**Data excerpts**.
• • • • •
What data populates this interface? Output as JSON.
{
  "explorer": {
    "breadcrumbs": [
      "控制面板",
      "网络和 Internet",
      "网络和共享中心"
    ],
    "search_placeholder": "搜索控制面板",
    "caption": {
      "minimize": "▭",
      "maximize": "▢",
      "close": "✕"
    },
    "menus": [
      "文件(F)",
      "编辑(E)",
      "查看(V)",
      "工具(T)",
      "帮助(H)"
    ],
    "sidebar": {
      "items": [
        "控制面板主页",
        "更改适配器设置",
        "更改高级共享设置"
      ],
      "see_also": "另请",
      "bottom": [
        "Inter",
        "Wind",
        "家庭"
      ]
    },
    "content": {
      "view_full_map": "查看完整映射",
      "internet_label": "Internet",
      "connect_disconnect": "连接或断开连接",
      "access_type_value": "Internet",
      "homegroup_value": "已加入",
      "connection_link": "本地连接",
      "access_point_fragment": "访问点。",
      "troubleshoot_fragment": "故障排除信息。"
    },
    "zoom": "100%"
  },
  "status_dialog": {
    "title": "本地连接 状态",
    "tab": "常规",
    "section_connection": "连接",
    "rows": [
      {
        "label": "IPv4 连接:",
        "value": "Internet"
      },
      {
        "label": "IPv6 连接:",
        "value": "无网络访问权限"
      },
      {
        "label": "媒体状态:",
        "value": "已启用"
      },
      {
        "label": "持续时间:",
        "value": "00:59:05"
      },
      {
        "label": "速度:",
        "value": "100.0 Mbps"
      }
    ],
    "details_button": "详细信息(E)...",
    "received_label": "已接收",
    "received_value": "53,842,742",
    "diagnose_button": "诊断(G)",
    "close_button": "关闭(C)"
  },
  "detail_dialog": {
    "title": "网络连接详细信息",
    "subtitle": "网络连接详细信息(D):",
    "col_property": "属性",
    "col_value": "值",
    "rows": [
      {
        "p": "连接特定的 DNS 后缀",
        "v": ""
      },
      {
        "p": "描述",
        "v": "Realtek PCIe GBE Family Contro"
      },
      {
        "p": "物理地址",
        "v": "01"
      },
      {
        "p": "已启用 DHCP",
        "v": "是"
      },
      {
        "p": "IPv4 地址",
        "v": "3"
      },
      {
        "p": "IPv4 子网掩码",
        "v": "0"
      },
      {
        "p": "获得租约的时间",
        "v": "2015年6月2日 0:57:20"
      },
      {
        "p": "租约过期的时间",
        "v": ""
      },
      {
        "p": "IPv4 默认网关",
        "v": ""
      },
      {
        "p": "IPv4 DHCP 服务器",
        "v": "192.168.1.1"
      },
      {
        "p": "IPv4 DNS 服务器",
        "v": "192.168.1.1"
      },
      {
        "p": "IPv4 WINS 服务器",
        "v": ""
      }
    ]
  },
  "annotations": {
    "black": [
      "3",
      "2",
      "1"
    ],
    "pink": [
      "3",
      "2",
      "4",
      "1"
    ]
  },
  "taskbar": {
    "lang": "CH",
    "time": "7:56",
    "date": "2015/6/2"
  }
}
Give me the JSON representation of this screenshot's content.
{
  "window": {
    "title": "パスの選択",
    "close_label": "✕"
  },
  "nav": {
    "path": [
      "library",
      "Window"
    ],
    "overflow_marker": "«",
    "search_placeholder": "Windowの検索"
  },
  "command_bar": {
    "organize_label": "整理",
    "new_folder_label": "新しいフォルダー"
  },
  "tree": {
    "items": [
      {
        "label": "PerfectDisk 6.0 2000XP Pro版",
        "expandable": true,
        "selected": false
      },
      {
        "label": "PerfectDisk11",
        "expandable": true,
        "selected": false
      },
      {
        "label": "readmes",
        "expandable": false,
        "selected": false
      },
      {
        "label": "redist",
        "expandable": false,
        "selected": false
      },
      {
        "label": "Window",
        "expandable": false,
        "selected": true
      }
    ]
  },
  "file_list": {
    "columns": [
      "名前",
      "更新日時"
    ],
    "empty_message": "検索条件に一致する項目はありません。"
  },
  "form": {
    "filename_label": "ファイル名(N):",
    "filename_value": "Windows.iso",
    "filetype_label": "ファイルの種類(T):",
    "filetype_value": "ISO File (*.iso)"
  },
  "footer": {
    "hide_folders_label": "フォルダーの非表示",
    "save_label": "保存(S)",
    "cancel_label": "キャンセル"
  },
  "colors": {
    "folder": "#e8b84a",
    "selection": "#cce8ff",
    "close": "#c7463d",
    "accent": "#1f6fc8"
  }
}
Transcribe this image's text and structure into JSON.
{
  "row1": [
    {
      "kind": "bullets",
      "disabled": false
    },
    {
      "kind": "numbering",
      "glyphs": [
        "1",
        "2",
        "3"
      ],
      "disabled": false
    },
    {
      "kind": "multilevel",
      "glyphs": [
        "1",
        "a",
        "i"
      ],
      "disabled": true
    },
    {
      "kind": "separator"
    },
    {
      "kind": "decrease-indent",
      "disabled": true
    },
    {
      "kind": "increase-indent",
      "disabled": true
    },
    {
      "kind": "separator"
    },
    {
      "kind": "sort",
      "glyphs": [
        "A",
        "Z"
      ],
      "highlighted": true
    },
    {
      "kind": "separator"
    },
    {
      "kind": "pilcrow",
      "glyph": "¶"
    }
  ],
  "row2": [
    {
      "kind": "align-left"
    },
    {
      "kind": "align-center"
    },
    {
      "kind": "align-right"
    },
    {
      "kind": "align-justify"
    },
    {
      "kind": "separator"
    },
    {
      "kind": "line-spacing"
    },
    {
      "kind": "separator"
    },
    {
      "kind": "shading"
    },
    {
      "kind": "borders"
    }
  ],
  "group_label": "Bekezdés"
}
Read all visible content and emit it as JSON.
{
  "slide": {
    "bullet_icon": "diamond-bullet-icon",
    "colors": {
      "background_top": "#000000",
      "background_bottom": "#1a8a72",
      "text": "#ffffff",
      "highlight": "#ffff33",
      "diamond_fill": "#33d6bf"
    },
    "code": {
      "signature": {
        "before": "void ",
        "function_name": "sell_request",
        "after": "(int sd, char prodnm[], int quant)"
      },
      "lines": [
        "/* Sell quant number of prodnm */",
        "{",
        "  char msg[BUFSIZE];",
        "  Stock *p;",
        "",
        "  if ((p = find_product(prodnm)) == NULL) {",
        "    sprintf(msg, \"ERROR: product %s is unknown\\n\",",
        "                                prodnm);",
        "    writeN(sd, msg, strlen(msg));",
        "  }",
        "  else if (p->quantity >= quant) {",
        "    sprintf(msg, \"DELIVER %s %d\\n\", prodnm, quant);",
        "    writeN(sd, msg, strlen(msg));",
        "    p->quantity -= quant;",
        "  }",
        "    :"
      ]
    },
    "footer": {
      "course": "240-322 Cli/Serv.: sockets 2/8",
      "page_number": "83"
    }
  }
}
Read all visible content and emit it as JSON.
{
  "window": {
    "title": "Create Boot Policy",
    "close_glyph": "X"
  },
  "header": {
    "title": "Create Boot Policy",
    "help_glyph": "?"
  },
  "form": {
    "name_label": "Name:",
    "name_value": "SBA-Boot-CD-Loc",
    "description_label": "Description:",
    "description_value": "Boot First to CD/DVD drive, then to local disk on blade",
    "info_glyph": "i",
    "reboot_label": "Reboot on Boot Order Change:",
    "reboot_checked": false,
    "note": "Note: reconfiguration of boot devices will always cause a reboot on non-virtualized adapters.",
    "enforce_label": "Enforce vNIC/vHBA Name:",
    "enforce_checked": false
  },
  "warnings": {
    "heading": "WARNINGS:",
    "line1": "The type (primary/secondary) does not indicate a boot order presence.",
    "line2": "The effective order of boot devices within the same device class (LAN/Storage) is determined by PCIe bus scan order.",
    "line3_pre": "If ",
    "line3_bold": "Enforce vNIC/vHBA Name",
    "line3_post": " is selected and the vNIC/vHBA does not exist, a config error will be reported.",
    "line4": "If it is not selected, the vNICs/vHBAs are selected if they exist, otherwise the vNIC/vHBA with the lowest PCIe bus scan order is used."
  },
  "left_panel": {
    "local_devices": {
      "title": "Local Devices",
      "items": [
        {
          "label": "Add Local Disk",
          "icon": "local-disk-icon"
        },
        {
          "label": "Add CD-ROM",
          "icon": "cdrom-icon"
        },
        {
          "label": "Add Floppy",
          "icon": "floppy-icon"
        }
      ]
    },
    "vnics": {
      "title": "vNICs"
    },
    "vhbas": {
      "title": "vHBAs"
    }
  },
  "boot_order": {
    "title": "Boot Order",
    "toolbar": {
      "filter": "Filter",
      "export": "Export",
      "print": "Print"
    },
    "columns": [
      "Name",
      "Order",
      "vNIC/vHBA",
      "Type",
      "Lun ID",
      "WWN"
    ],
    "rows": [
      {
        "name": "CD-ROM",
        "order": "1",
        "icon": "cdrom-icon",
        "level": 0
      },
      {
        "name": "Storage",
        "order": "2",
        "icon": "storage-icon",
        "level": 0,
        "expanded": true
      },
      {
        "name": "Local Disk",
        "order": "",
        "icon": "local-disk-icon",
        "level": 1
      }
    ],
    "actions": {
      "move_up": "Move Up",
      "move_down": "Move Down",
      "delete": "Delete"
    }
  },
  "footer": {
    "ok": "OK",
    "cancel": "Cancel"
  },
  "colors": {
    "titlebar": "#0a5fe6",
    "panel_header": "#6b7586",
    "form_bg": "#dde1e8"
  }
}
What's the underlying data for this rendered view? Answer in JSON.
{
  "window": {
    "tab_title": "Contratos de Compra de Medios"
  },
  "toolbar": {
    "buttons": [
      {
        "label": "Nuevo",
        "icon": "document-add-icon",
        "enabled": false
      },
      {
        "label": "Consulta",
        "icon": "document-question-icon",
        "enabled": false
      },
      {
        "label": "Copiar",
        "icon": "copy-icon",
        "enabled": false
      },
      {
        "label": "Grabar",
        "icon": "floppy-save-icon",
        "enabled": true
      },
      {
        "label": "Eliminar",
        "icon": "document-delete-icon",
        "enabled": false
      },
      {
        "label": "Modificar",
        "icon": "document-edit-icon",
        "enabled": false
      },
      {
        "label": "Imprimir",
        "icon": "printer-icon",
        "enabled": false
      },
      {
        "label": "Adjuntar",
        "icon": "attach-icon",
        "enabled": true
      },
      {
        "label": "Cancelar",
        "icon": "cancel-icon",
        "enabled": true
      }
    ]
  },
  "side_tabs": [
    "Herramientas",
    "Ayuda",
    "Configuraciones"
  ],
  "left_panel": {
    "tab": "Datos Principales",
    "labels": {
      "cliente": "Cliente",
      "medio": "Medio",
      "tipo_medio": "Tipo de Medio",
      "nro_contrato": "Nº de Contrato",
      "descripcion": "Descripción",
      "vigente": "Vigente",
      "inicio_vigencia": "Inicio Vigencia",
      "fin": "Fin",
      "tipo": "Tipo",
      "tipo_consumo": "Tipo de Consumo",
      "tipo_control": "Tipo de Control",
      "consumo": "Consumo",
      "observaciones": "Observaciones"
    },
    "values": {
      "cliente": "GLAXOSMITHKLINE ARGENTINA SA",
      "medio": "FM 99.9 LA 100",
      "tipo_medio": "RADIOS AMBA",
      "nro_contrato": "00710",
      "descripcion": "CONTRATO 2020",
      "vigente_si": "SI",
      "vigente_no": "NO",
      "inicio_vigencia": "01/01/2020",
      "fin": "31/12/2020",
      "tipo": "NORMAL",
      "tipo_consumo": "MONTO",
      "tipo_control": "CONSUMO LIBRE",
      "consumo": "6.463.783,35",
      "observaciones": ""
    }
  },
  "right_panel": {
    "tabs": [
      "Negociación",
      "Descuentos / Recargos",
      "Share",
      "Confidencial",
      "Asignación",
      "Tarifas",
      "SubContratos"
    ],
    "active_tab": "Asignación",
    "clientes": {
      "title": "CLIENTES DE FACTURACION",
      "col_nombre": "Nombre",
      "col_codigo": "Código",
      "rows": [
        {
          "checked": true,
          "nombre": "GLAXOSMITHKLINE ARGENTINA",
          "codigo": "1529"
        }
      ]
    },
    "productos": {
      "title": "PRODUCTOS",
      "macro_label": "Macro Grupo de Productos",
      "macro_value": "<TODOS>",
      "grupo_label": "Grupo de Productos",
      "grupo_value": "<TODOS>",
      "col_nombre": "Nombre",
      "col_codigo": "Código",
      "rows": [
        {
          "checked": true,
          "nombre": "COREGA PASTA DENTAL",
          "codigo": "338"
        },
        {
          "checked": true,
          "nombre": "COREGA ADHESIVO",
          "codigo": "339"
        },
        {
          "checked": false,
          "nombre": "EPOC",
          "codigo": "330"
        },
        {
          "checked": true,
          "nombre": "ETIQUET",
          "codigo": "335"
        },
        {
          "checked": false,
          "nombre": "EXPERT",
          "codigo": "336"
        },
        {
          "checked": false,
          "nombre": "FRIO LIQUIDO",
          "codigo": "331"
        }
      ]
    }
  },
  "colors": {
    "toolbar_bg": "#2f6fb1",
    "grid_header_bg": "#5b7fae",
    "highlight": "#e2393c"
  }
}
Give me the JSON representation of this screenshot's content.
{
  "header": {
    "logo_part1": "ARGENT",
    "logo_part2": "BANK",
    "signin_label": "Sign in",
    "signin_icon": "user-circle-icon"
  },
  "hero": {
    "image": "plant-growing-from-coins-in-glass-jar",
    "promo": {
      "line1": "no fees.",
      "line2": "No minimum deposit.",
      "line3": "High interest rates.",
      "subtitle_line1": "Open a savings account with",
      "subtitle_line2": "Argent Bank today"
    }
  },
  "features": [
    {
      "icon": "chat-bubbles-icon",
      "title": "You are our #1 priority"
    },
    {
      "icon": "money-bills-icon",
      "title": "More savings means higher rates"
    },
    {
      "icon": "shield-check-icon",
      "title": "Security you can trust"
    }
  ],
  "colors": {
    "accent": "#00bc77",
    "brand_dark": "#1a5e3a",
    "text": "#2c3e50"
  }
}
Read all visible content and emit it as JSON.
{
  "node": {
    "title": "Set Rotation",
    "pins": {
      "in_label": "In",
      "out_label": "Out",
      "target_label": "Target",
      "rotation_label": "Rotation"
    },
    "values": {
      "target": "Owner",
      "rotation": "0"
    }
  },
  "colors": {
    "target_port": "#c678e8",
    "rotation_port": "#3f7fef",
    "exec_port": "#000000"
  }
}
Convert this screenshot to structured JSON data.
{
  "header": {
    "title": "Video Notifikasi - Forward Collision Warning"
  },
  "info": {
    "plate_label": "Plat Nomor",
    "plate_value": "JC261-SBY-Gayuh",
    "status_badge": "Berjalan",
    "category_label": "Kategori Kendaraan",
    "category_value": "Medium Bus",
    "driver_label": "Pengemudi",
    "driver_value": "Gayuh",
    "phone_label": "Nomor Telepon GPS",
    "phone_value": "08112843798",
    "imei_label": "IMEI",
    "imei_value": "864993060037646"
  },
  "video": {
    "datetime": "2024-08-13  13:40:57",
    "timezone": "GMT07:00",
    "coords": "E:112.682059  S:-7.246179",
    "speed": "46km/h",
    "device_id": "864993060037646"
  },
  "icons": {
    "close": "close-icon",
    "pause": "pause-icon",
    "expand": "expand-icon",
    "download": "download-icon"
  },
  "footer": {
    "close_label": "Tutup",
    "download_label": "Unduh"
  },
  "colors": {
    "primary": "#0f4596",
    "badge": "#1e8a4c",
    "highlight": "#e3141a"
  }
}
• • • • •
Give back the lines above exactly, from the one with "Convert this screenshot" through the last line.

**Written reply**.
Convert this screenshot to structured JSON data.
{
  "header": {
    "title": "Video Notifikasi - Forward Collision Warning"
  },
  "info": {
    "plate_label": "Plat Nomor",
    "plate_value": "JC261-SBY-Gayuh",
    "status_badge": "Berjalan",
    "category_label": "Kategori Kendaraan",
    "category_value": "Medium Bus",
    "driver_label": "Pengemudi",
    "driver_value": "Gayuh",
    "phone_label": "Nomor Telepon GPS",
    "phone_value": "08112843798",
    "imei_label": "IMEI",
    "imei_value": "864993060037646"
  },
  "video": {
    "datetime": "2024-08-13  13:40:57",
    "timezone": "GMT07:00",
    "coords": "E:112.682059  S:-7.246179",
    "speed": "46km/h",
    "device_id": "864993060037646"
  },
  "icons": {
    "close": "close-icon",
    "pause": "pause-icon",
    "expand": "expand-icon",
    "download": "download-icon"
  },
  "footer": {
    "close_label": "Tutup",
    "download_label": "Unduh"
  },
  "colors": {
    "primary": "#0f4596",
    "badge": "#1e8a4c",
    "highlight": "#e3141a"
  }
}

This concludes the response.